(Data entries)
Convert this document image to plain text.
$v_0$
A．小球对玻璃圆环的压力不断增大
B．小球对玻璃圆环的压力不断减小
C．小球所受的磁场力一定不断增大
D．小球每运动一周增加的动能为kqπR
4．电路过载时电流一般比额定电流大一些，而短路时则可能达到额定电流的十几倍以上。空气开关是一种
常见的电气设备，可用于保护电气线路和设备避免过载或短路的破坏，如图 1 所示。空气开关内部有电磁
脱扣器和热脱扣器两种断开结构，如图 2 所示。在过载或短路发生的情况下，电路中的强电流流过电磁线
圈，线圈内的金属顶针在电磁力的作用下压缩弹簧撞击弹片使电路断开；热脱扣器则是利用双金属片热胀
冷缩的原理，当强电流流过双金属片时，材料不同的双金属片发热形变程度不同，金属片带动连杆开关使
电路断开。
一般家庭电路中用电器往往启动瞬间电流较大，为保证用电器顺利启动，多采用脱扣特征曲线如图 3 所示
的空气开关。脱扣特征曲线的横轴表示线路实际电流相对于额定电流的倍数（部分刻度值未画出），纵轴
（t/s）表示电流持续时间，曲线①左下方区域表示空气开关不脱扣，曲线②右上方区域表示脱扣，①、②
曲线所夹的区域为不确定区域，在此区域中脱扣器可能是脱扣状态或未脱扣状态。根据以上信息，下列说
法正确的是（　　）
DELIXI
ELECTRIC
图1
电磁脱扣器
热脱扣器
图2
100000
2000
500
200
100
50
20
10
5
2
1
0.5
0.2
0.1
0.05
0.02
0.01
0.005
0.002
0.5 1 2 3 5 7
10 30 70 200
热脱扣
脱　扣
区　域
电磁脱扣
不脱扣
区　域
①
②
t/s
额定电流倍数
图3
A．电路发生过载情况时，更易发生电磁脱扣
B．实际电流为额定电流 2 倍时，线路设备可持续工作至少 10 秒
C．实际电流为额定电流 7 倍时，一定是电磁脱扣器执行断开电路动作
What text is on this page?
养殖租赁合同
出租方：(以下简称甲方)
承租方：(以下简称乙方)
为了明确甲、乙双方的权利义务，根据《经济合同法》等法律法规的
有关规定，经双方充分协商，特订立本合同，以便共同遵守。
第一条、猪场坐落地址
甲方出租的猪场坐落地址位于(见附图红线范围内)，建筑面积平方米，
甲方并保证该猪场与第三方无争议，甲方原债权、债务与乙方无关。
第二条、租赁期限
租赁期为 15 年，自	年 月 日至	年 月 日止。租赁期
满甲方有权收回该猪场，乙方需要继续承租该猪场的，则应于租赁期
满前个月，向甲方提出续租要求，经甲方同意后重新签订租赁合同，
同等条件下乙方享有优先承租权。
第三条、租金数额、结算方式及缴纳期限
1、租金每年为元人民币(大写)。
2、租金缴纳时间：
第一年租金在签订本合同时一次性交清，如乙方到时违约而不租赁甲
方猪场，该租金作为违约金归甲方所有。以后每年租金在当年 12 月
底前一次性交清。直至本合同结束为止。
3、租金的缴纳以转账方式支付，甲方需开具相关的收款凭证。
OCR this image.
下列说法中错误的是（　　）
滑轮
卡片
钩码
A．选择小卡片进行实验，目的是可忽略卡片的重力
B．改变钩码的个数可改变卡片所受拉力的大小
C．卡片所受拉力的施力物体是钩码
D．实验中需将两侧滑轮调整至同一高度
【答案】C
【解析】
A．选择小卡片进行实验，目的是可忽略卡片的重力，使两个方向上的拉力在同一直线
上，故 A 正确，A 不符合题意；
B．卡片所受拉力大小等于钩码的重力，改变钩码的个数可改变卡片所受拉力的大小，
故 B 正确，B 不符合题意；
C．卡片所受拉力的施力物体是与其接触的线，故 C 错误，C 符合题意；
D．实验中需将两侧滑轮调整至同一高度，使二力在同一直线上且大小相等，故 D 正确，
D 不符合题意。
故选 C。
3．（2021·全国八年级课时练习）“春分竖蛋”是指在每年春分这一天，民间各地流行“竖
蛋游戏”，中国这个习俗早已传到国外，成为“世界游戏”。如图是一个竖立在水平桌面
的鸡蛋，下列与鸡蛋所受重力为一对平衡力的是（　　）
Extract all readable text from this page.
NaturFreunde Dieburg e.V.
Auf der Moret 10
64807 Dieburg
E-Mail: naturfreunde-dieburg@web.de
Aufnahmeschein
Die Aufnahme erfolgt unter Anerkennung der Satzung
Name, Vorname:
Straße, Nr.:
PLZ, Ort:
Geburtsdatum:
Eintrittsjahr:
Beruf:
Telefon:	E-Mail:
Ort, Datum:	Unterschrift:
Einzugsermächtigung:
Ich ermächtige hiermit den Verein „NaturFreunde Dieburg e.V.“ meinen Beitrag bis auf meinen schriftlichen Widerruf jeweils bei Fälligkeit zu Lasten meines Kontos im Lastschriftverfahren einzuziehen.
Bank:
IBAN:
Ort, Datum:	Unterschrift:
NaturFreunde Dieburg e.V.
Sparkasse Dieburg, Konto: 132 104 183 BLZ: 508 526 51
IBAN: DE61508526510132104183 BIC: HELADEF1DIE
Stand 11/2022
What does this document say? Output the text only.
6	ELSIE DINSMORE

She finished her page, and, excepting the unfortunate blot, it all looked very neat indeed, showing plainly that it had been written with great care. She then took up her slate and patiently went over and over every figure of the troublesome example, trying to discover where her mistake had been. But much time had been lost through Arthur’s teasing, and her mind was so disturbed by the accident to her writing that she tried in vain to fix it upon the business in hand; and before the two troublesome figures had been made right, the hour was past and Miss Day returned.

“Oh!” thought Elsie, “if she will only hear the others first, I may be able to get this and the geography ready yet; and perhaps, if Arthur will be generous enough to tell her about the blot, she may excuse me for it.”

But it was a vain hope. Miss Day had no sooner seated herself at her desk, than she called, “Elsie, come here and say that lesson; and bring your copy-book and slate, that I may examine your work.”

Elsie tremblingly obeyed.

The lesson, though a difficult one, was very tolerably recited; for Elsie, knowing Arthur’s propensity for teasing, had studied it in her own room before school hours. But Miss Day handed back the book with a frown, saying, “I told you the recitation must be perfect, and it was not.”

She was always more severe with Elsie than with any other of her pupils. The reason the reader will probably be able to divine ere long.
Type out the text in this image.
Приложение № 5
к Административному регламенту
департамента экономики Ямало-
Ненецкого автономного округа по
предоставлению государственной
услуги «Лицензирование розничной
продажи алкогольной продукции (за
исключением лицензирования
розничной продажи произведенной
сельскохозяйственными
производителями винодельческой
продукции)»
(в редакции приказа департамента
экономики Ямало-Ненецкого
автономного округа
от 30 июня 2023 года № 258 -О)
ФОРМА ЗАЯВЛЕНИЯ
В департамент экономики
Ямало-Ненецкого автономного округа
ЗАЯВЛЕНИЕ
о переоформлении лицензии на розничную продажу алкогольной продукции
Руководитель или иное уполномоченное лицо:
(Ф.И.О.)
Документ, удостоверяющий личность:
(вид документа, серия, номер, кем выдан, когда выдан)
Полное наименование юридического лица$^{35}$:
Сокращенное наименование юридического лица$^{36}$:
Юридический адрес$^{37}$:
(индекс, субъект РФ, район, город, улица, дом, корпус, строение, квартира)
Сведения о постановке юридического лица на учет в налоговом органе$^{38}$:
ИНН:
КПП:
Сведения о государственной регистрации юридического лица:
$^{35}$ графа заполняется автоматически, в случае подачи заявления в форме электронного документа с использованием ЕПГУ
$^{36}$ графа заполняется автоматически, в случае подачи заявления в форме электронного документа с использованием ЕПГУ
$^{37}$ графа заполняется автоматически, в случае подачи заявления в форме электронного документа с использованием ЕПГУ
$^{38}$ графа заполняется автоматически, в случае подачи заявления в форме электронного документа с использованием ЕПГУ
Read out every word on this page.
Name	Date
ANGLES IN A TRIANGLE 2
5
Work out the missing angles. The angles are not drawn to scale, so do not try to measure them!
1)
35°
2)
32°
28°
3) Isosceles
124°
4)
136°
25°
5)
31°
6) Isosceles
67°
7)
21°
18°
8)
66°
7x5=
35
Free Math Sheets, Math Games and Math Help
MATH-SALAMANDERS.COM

▸ Short problem:
Show every line in the records above that contains the word "продажи".

▸ Reply to the exercise:
продажи алкогольной продукции (за
розничной продажи произведенной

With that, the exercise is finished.